◆ **INSTRUCTIONS TO FOLLOW**
Filter these entries, keeping only lines that hold the word "TradingView".

——————

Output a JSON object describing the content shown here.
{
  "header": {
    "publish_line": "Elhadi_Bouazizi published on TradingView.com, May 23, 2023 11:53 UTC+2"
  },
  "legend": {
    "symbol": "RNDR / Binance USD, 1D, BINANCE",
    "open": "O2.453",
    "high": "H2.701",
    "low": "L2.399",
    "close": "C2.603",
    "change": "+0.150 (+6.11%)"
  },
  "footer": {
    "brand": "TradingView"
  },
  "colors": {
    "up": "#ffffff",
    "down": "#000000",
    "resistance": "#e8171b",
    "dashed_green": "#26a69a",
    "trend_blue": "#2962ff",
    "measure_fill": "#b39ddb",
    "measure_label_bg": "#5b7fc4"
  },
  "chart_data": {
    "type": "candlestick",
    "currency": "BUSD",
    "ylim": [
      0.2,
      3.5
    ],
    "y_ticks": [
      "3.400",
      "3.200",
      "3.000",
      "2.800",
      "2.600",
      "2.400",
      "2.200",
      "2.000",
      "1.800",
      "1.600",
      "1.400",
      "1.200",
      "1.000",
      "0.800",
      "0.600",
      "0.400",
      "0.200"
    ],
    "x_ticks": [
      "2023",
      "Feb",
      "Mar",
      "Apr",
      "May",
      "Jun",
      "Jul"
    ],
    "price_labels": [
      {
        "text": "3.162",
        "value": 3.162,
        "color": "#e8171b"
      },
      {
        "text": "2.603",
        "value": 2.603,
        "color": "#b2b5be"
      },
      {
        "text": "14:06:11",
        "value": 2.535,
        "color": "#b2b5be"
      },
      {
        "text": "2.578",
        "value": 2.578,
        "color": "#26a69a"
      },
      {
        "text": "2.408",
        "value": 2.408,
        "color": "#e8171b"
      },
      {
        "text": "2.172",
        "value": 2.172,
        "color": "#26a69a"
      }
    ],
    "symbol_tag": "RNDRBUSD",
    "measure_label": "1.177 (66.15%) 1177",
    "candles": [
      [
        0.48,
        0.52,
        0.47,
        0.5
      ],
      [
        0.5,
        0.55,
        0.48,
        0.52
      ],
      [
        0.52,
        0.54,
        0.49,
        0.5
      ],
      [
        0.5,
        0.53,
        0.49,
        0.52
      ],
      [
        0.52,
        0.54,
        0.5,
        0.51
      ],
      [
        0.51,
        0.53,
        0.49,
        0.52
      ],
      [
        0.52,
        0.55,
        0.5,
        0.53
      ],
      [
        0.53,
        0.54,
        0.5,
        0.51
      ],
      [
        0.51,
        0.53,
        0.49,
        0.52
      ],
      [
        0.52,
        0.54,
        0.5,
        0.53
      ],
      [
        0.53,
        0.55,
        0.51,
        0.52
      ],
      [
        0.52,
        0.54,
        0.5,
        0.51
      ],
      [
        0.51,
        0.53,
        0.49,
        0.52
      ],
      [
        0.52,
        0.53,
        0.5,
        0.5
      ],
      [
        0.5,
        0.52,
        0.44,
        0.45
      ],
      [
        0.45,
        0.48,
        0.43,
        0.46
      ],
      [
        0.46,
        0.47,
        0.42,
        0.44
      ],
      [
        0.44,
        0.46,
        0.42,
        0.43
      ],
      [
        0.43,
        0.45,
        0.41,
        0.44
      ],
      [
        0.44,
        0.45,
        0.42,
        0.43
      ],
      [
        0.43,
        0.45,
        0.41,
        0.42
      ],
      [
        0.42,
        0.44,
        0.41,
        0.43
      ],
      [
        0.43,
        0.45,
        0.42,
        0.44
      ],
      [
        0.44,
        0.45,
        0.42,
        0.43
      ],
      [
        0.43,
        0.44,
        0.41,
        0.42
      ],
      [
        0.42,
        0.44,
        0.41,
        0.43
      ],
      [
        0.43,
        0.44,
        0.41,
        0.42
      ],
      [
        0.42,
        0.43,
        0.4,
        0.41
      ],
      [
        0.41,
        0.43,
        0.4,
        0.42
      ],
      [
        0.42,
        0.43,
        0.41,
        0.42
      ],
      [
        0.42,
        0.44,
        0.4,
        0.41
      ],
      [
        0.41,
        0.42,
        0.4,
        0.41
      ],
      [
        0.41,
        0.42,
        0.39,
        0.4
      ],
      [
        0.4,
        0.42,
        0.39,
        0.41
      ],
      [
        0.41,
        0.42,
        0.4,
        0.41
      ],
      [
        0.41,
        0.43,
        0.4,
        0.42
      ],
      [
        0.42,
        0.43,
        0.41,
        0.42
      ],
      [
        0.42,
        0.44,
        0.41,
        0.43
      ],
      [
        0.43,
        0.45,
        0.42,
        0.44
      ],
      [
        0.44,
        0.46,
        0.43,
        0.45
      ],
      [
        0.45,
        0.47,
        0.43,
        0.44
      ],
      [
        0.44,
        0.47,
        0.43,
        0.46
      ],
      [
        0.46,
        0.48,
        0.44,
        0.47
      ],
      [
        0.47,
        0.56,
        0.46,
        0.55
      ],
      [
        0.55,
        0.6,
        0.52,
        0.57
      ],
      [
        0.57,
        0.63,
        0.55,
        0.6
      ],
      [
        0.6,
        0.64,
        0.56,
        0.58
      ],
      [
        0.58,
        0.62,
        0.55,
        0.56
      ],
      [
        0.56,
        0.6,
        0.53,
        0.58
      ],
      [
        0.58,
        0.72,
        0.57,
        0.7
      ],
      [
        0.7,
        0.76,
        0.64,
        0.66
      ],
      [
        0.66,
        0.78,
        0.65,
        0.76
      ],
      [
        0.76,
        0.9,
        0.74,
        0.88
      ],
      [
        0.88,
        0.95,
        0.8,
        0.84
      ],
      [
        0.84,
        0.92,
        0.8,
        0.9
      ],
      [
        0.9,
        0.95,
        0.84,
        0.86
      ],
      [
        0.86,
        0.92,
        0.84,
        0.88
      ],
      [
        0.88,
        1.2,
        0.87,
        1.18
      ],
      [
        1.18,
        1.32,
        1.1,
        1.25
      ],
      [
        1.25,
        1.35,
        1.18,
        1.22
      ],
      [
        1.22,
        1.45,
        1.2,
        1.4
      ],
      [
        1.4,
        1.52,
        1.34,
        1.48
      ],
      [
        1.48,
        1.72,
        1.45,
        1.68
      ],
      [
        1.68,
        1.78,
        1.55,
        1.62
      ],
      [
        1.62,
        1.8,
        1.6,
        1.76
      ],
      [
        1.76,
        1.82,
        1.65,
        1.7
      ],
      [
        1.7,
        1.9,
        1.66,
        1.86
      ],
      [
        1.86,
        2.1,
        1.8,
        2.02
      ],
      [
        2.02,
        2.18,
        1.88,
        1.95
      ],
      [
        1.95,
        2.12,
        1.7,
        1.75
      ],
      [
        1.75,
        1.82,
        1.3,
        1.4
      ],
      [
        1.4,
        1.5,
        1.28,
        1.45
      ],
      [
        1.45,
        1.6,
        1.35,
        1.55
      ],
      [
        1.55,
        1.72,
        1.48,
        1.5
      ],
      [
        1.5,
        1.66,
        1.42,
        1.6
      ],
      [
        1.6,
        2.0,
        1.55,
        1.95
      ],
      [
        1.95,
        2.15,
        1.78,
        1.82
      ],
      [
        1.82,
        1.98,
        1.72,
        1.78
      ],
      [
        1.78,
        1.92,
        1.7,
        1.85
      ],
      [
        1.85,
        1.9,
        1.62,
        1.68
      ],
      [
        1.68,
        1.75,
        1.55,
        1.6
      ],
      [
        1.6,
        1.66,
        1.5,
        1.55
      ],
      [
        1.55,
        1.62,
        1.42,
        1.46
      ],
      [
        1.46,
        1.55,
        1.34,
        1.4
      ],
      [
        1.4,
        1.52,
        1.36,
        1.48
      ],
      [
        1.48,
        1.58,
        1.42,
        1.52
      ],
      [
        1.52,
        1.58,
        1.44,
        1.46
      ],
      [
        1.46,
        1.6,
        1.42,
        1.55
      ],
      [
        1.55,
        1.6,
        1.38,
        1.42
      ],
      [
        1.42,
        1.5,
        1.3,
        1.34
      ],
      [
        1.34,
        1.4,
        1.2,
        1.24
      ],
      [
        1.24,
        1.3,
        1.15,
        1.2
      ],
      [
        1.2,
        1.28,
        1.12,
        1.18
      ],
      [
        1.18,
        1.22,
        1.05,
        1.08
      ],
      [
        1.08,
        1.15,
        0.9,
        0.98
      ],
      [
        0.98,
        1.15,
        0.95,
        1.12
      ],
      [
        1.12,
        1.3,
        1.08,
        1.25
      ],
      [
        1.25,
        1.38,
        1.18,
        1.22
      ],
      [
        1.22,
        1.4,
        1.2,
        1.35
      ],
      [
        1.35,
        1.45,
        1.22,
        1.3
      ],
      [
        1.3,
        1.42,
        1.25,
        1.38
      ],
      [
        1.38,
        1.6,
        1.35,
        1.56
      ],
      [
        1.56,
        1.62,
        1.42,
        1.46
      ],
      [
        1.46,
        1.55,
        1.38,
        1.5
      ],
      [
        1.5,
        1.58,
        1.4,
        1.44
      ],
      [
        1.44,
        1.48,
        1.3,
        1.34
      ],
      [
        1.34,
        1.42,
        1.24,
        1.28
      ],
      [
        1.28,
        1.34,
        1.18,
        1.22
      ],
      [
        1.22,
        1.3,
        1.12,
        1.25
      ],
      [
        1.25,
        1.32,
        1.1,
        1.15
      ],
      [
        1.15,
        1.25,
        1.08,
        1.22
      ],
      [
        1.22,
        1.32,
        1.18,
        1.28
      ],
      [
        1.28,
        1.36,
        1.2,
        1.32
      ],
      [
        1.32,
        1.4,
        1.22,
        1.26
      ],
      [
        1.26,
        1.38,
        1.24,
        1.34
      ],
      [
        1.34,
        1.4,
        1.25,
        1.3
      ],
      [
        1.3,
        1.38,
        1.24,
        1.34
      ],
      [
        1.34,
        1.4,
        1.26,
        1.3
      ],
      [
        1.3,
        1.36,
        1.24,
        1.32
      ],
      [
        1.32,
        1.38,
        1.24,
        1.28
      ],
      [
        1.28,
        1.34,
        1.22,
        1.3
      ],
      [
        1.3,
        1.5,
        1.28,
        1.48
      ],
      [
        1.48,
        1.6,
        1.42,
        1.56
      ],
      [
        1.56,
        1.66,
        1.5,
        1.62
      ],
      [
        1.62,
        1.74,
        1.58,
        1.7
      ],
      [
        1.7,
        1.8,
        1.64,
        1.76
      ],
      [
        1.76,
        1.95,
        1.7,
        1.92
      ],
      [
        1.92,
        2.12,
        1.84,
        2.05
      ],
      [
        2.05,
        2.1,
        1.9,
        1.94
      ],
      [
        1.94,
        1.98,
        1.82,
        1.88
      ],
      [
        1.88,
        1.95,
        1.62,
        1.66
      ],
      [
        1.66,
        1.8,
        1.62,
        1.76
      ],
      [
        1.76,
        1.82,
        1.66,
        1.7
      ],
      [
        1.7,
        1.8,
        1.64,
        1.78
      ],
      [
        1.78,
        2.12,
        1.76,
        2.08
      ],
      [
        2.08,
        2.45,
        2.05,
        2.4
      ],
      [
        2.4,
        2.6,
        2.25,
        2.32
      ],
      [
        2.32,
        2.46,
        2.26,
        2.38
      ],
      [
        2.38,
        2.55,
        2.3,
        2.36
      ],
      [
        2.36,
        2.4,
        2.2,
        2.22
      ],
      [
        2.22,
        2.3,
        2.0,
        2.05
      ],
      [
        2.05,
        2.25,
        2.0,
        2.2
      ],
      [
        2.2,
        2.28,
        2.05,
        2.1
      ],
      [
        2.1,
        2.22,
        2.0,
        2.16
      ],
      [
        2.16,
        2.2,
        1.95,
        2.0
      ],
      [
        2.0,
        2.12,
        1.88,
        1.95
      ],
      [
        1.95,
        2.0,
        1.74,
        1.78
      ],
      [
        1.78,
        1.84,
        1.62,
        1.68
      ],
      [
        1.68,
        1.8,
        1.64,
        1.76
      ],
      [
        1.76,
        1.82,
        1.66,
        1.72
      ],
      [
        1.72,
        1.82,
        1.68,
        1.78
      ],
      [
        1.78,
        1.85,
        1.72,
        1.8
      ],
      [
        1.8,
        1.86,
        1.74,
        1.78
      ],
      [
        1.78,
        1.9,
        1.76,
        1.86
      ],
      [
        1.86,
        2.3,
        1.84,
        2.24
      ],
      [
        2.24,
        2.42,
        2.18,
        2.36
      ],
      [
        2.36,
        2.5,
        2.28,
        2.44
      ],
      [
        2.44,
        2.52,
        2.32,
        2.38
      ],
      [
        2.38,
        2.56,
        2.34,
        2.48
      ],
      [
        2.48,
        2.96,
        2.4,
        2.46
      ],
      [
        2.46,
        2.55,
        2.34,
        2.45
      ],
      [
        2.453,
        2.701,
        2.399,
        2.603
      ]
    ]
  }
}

——————

◆ **WORKED SOLUTION**
    "publish_line": "Elhadi_Bouazizi published on TradingView.com, May 23, 2023 11:53 UTC+2"
    "brand": "TradingView"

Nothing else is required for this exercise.